Saved entries
>>>>>

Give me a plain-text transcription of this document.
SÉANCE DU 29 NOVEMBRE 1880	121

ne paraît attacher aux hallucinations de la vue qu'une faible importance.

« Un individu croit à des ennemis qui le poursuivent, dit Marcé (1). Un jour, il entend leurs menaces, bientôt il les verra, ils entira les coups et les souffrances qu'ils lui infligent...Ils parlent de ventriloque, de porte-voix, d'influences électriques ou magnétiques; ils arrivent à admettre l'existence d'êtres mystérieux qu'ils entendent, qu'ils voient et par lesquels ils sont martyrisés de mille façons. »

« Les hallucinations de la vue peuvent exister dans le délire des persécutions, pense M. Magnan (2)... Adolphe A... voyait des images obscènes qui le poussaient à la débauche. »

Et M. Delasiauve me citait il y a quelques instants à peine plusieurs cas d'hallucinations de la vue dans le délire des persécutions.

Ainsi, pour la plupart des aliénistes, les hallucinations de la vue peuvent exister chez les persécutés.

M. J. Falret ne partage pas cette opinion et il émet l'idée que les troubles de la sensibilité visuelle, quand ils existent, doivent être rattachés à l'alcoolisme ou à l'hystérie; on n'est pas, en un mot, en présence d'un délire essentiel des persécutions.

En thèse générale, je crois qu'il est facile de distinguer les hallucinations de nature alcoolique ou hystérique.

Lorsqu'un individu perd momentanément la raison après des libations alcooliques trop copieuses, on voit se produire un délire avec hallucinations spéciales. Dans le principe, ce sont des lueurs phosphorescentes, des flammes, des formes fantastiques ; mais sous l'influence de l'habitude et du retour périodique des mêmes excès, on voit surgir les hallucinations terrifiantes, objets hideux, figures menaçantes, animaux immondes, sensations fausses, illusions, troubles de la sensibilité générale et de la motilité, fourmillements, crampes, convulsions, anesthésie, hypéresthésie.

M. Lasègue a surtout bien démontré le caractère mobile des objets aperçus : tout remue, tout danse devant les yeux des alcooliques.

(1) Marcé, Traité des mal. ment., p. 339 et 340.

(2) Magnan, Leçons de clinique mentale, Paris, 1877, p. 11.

<<<<<

◆ **Work instructions**
From the records, copy every line that has the string "persécutions" in it.

◆ **Result of this exercise**
« Les hallucinations de la vue peuvent exister dans le délire des persécutions, pense M. Magnan (2)... Adolphe A... voyait des images obscènes qui le poussaient à la débauche. »
Et M. Delasiauve me citait il y a quelques instants à peine plusieurs cas d'hallucinations de la vue dans le délire des persécutions.
M. J. Falret ne partage pas cette opinion et il émet l'idée que les troubles de la sensibilité visuelle, quand ils existent, doivent être rattachés à l'alcoolisme ou à l'hystérie; on n'est pas, en un mot, en présence d'un délire essentiel des persécutions.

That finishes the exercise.